## BEGIN Supplied data
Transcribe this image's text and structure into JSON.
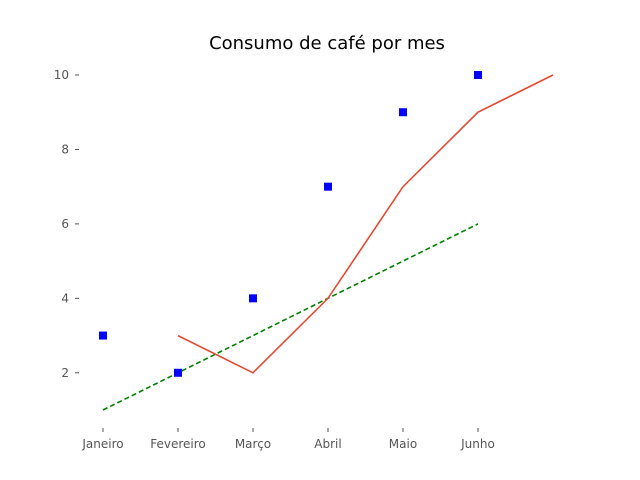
{
  "chart_data": {
    "type": "line",
    "title": "Consumo de café por mes",
    "xlabel": "",
    "ylabel": "",
    "categories": [
      "Janeiro",
      "Fevereiro",
      "Março",
      "Abril",
      "Maio",
      "Junho"
    ],
    "yticks": [
      2,
      4,
      6,
      8,
      10
    ],
    "ylim": [
      0.5,
      10.5
    ],
    "grid": false,
    "series": [
      {
        "type": "scatter",
        "marker": "square",
        "color": "#0000ff",
        "points": [
          [
            0,
            3
          ],
          [
            1,
            2
          ],
          [
            2,
            4
          ],
          [
            3,
            7
          ],
          [
            4,
            9
          ],
          [
            5,
            10
          ]
        ]
      },
      {
        "type": "line",
        "style": "solid",
        "color": "#e24a33",
        "points": [
          [
            1,
            3
          ],
          [
            2,
            2
          ],
          [
            3,
            4
          ],
          [
            4,
            7
          ],
          [
            5,
            9
          ],
          [
            6,
            10
          ]
        ]
      },
      {
        "type": "line",
        "style": "dashed",
        "color": "#008000",
        "points": [
          [
            0,
            1
          ],
          [
            1,
            2
          ],
          [
            2,
            3
          ],
          [
            3,
            4
          ],
          [
            4,
            5
          ],
          [
            5,
            6
          ]
        ]
      }
    ]
  }
}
## END Supplied data
*Instructions to follow*
The data above needs to be retyped exactly, with the images left out.

*Completed exercise*
Transcribe this image's text and structure into JSON.
{
  "chart_data": {
    "type": "line",
    "title": "Consumo de café por mes",
    "xlabel": "",
    "ylabel": "",
    "categories": [
      "Janeiro",
      "Fevereiro",
      "Março",
      "Abril",
      "Maio",
      "Junho"
    ],
    "yticks": [
      2,
      4,
      6,
      8,
      10
    ],
    "ylim": [
      0.5,
      10.5
    ],
    "grid": false,
    "series": [
      {
        "type": "scatter",
        "marker": "square",
        "color": "#0000ff",
        "points": [
          [
            0,
            3
          ],
          [
            1,
            2
          ],
          [
            2,
            4
          ],
          [
            3,
            7
          ],
          [
            4,
            9
          ],
          [
            5,
            10
          ]
        ]
      },
      {
        "type": "line",
        "style": "solid",
        "color": "#e24a33",
        "points": [
          [
            1,
            3
          ],
          [
            2,
            2
          ],
          [
            3,
            4
          ],
          [
            4,
            7
          ],
          [
            5,
            9
          ],
          [
            6,
            10
          ]
        ]
      },
      {
        "type": "line",
        "style": "dashed",
        "color": "#008000",
        "points": [
          [
            0,
            1
          ],
          [
            1,
            2
          ],
          [
            2,
            3
          ],
          [
            3,
            4
          ],
          [
            4,
            5
          ],
          [
            5,
            6
          ]
        ]
      }
    ]
  }
}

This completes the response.